[start]
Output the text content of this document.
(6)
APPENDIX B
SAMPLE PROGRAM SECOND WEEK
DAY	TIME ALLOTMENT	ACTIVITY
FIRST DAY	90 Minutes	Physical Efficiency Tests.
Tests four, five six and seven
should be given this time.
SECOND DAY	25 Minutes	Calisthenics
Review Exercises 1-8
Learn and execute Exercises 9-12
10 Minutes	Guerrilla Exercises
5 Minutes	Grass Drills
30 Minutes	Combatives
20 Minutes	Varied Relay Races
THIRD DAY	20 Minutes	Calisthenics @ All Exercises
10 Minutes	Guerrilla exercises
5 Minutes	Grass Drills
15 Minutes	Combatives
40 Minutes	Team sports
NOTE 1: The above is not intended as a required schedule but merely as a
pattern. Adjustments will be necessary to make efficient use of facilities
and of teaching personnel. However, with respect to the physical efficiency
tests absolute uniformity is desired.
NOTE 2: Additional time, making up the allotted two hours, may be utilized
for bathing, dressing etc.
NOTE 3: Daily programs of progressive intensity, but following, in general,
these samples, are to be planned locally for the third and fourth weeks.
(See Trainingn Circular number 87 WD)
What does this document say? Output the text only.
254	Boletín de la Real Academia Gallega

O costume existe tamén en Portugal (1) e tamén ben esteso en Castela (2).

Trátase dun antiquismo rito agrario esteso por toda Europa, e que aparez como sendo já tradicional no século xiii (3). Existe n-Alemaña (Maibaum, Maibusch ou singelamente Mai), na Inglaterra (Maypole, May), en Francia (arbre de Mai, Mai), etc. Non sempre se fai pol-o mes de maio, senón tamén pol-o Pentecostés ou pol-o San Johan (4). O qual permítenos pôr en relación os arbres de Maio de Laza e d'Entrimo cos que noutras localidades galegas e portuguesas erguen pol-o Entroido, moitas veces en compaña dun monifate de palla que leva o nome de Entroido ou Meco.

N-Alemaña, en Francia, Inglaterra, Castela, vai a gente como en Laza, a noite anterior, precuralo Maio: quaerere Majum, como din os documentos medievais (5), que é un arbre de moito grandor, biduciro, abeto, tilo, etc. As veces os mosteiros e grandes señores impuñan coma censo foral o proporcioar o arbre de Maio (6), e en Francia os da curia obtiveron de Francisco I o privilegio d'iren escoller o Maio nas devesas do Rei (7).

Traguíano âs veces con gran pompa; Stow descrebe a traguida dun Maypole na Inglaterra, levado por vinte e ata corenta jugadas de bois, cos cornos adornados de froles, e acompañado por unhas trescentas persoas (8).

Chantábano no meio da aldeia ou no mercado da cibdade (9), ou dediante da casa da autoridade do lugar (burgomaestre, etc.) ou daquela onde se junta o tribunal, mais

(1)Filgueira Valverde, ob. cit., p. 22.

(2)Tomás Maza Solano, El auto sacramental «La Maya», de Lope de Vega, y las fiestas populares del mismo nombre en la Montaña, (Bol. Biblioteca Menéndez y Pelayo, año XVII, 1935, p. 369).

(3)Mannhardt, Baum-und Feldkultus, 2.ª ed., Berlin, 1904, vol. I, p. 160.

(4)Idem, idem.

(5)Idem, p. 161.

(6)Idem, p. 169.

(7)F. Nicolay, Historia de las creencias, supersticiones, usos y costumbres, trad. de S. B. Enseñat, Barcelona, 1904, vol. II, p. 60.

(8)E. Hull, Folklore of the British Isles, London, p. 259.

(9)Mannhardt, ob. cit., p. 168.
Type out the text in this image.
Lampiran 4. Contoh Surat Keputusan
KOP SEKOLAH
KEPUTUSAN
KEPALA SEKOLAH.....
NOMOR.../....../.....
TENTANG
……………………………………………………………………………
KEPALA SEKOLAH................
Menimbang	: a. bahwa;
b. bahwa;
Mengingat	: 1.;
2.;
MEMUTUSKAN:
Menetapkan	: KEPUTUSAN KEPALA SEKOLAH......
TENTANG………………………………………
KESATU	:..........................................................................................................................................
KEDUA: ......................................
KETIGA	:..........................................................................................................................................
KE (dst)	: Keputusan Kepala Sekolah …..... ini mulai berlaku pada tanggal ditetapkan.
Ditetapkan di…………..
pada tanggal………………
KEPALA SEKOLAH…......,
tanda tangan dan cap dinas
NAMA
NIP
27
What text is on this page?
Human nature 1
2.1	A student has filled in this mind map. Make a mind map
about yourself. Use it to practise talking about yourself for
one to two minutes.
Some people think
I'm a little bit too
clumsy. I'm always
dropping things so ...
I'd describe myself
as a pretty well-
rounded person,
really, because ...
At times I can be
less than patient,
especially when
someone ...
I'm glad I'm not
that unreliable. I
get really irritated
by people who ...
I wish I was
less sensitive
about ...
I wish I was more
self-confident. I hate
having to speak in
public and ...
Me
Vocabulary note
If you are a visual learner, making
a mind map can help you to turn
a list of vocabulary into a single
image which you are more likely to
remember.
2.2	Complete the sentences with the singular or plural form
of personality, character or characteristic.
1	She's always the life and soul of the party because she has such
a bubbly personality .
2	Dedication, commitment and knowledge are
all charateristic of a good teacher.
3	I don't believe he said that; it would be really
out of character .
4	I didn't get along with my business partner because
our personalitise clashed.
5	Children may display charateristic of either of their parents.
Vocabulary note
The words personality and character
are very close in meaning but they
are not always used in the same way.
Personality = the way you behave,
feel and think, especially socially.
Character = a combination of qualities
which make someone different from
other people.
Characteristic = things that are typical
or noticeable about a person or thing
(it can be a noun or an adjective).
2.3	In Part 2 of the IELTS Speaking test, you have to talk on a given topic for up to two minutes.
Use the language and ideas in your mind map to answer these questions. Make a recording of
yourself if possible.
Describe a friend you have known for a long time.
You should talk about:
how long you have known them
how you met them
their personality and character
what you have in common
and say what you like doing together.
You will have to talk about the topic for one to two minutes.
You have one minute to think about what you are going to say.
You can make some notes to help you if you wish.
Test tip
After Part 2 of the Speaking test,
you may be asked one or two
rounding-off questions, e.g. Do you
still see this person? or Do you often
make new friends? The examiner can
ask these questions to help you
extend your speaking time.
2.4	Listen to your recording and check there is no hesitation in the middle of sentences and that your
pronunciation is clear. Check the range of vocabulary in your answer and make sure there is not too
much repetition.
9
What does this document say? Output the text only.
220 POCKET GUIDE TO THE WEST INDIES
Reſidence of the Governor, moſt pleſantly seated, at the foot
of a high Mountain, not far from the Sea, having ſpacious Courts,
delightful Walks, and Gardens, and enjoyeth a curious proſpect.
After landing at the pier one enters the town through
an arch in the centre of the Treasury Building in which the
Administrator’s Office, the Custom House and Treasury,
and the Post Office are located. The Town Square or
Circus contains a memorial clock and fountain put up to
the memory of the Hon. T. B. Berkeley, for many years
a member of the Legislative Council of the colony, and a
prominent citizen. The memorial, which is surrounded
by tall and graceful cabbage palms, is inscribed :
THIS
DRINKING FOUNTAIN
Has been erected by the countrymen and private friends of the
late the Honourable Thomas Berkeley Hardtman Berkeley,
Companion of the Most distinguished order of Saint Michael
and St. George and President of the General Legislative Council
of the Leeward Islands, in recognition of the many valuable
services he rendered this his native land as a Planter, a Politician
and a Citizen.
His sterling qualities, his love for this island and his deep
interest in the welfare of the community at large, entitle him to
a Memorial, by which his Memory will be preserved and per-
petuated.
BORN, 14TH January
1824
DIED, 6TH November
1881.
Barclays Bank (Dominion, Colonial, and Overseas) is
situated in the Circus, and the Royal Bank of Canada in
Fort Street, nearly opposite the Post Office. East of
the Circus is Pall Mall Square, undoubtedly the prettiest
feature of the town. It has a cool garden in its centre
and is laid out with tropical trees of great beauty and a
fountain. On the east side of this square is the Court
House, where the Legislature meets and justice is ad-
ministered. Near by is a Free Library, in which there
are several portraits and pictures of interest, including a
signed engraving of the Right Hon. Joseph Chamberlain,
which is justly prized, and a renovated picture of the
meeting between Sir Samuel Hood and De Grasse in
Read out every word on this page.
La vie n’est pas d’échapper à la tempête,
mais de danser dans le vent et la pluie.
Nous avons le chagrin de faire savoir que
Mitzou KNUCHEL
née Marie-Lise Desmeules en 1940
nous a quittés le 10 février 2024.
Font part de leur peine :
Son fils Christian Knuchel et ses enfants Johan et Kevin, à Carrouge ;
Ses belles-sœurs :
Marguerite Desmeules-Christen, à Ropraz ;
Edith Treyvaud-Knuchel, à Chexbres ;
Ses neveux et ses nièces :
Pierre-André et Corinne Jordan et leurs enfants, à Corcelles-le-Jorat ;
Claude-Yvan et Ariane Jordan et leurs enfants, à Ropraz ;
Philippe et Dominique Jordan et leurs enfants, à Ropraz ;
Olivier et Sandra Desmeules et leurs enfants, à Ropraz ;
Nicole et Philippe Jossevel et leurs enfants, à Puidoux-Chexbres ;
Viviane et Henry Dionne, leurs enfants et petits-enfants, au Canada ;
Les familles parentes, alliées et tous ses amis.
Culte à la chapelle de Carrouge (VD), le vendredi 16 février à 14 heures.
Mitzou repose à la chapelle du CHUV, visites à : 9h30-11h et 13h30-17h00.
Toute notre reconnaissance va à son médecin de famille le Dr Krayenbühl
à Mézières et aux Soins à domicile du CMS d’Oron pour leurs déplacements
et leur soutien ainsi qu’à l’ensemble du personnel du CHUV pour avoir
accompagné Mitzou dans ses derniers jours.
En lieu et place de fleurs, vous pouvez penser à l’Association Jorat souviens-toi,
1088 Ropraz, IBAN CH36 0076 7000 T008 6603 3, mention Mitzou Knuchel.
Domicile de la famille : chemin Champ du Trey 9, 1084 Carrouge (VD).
[end]
■ **DIRECTIVE**
Using the listing above, pick out each line that contains the word "Combatives", then copy it.

■ **ANSWER TO THIS TASK**
30 Minutes	Combatives
15 Minutes	Combatives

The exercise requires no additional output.